§ **TASK PROMPT**
Go through the entries below and copy each line containing the word "subtitle".

==== AVAILABLE RECORDS ====

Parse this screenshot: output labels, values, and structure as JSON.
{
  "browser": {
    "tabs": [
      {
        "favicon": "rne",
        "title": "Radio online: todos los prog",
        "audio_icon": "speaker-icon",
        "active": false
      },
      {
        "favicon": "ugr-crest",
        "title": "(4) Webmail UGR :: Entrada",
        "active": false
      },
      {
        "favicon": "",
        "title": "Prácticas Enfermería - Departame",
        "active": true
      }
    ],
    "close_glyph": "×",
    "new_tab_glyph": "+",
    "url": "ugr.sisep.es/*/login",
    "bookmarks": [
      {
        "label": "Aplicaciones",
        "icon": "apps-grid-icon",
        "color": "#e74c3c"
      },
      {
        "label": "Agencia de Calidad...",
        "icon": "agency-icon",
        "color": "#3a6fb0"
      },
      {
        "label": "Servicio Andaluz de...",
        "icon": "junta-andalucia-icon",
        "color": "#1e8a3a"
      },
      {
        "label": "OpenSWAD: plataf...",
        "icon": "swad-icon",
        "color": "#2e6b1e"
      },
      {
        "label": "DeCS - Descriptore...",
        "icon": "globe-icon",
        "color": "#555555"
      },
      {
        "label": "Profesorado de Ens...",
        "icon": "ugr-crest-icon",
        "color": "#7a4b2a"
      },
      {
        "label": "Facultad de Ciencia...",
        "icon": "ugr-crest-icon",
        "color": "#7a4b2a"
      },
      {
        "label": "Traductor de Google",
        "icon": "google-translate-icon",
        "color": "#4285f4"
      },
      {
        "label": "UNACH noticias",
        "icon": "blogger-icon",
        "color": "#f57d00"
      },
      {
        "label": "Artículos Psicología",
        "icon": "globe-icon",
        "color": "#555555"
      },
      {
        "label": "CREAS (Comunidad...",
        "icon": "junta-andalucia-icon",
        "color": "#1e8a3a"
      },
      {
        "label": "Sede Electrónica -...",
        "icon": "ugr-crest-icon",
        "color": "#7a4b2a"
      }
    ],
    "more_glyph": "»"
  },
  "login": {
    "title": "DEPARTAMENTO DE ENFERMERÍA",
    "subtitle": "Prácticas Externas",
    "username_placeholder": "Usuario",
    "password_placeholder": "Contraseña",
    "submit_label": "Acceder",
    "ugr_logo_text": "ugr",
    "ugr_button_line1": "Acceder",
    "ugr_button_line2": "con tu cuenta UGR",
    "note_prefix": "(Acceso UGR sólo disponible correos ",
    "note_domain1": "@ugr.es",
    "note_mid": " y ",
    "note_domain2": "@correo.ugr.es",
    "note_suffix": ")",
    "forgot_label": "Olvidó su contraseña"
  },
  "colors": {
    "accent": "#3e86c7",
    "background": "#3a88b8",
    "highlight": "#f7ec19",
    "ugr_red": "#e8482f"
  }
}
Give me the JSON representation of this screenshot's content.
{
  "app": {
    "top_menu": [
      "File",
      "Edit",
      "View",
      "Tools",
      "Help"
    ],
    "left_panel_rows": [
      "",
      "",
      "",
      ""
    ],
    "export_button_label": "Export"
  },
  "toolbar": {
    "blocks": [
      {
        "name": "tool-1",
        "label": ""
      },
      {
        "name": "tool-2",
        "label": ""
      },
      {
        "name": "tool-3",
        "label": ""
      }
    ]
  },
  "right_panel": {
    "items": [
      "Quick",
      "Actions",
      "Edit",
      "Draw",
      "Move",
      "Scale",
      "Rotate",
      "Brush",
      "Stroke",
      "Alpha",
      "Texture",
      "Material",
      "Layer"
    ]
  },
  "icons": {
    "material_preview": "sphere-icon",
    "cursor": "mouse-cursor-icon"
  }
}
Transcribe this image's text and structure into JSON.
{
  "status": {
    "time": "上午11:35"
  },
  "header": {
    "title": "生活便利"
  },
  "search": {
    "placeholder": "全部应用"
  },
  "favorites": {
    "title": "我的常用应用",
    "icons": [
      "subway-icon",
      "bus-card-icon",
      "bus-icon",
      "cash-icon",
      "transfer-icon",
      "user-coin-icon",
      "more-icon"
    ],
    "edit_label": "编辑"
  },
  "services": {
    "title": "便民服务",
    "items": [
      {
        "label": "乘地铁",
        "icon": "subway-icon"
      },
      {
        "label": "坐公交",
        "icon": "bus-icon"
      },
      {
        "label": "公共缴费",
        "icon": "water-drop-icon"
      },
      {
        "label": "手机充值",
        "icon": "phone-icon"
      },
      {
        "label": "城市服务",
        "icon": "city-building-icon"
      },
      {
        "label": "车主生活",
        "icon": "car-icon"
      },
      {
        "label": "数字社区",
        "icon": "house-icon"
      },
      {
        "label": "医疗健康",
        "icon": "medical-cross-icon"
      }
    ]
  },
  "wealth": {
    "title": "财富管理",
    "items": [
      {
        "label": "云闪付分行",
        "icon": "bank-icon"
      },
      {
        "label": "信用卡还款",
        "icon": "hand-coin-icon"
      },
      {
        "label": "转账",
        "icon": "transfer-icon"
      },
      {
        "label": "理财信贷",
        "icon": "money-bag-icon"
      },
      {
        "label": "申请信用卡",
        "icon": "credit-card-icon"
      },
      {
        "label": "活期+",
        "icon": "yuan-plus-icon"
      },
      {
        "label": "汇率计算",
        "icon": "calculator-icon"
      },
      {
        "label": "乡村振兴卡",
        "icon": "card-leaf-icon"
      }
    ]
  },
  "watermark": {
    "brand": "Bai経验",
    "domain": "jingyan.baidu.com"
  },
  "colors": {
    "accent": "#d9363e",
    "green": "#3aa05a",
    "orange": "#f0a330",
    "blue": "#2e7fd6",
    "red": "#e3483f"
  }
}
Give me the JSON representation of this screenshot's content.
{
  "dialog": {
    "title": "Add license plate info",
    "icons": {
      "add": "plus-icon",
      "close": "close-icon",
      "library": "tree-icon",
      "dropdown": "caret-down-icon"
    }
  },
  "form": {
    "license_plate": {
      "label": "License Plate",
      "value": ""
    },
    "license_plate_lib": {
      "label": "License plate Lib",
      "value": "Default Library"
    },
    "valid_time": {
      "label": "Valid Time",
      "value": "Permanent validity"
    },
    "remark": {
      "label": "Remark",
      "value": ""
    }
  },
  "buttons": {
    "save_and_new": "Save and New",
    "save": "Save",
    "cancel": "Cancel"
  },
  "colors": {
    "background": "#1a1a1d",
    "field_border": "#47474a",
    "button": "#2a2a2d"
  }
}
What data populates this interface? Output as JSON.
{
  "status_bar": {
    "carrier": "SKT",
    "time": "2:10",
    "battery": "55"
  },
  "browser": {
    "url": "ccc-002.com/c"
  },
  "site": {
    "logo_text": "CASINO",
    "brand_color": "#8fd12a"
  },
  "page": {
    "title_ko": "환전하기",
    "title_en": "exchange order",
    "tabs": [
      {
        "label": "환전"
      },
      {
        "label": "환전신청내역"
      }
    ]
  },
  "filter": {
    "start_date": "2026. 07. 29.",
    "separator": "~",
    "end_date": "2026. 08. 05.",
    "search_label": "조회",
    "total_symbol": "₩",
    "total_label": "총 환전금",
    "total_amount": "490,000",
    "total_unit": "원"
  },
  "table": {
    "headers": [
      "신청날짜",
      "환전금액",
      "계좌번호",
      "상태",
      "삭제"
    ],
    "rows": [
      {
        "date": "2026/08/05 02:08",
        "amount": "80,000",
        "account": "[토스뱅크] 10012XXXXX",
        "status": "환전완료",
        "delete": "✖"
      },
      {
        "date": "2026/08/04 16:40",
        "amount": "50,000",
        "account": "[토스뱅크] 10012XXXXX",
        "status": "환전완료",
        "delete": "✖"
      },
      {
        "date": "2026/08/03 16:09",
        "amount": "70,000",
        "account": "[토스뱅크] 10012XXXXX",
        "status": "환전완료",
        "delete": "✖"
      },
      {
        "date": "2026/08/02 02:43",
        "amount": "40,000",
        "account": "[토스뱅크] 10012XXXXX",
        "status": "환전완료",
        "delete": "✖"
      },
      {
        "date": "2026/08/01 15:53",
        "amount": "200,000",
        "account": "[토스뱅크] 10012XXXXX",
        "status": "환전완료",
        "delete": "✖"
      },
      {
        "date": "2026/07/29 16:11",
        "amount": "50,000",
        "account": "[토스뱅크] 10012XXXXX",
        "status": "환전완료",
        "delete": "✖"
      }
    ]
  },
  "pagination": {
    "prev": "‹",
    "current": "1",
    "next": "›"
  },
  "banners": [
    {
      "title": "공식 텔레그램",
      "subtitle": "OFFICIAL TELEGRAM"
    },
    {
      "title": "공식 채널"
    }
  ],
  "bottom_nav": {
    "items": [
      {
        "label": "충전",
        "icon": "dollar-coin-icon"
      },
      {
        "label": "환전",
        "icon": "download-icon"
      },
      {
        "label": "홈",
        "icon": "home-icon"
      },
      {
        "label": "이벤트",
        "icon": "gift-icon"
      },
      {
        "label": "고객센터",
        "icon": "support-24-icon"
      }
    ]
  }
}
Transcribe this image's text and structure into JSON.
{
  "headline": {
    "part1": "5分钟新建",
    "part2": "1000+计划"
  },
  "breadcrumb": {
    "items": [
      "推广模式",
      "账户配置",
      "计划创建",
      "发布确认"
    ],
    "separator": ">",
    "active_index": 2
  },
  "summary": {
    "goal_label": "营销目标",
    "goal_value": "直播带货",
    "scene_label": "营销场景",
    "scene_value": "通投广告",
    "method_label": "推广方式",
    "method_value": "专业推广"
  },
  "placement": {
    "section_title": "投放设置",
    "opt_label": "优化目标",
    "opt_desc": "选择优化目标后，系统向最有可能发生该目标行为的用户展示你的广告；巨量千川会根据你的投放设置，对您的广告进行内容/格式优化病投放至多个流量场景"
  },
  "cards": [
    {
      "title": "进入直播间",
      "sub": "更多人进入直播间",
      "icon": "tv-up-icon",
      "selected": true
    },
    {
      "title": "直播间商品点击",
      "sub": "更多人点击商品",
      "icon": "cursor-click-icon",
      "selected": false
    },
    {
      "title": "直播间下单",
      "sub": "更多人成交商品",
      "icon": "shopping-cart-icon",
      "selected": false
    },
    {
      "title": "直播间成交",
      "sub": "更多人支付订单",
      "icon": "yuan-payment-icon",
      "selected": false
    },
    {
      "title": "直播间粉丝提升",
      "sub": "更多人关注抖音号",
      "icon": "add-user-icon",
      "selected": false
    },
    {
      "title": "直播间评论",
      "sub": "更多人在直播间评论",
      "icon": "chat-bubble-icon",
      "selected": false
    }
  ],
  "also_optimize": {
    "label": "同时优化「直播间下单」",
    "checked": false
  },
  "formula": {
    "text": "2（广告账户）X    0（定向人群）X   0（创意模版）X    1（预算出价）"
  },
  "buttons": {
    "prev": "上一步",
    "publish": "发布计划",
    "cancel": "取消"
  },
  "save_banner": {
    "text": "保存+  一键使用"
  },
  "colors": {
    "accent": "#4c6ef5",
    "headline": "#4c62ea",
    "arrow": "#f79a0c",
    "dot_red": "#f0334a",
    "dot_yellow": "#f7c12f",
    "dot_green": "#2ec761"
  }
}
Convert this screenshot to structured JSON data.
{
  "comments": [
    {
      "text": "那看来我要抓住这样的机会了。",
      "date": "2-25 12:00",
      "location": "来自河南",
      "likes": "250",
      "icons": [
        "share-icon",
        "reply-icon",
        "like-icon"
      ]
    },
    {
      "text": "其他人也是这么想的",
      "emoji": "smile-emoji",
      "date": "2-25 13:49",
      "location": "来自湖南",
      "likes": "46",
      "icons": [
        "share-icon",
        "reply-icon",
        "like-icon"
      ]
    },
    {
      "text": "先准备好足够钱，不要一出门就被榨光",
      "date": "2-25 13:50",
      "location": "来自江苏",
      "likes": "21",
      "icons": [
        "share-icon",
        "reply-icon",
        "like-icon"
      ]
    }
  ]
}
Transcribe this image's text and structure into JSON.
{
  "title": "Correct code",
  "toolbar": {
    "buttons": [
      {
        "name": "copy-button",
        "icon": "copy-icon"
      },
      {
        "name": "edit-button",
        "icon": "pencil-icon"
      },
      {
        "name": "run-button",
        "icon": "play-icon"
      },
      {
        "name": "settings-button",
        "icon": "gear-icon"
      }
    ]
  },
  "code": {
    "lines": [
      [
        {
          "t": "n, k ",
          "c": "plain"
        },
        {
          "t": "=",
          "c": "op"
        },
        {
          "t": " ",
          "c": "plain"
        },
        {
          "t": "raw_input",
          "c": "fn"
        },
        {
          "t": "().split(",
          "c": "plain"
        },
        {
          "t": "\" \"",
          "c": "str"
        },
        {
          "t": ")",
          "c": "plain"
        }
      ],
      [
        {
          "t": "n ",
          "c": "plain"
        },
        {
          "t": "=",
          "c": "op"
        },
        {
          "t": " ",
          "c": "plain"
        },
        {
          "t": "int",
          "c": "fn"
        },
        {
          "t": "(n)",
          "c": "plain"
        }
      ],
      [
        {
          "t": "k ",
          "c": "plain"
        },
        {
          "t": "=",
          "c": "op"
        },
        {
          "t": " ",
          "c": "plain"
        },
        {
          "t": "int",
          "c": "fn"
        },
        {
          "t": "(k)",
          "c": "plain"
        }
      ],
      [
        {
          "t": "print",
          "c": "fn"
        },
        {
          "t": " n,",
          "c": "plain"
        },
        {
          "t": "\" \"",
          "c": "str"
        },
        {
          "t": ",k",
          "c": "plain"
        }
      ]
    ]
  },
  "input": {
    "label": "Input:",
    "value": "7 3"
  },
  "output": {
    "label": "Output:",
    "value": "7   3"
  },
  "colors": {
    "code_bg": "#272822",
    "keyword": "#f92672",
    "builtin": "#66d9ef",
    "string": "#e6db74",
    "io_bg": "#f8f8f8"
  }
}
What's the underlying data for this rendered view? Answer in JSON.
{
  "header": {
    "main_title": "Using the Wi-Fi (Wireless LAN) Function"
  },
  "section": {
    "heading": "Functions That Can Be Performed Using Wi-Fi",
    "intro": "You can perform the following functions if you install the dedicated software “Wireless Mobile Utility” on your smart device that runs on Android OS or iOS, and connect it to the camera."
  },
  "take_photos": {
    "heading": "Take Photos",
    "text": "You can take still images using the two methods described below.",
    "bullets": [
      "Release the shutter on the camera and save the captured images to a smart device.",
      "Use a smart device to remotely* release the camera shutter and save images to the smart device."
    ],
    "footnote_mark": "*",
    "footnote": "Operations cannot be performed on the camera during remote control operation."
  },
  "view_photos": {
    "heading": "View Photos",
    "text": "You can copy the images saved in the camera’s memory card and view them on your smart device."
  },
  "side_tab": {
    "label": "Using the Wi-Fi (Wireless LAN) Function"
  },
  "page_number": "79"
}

====

§ **TASK ANSWER**
    "subtitle": "Prácticas Externas",
      "subtitle": "OFFICIAL TELEGRAM"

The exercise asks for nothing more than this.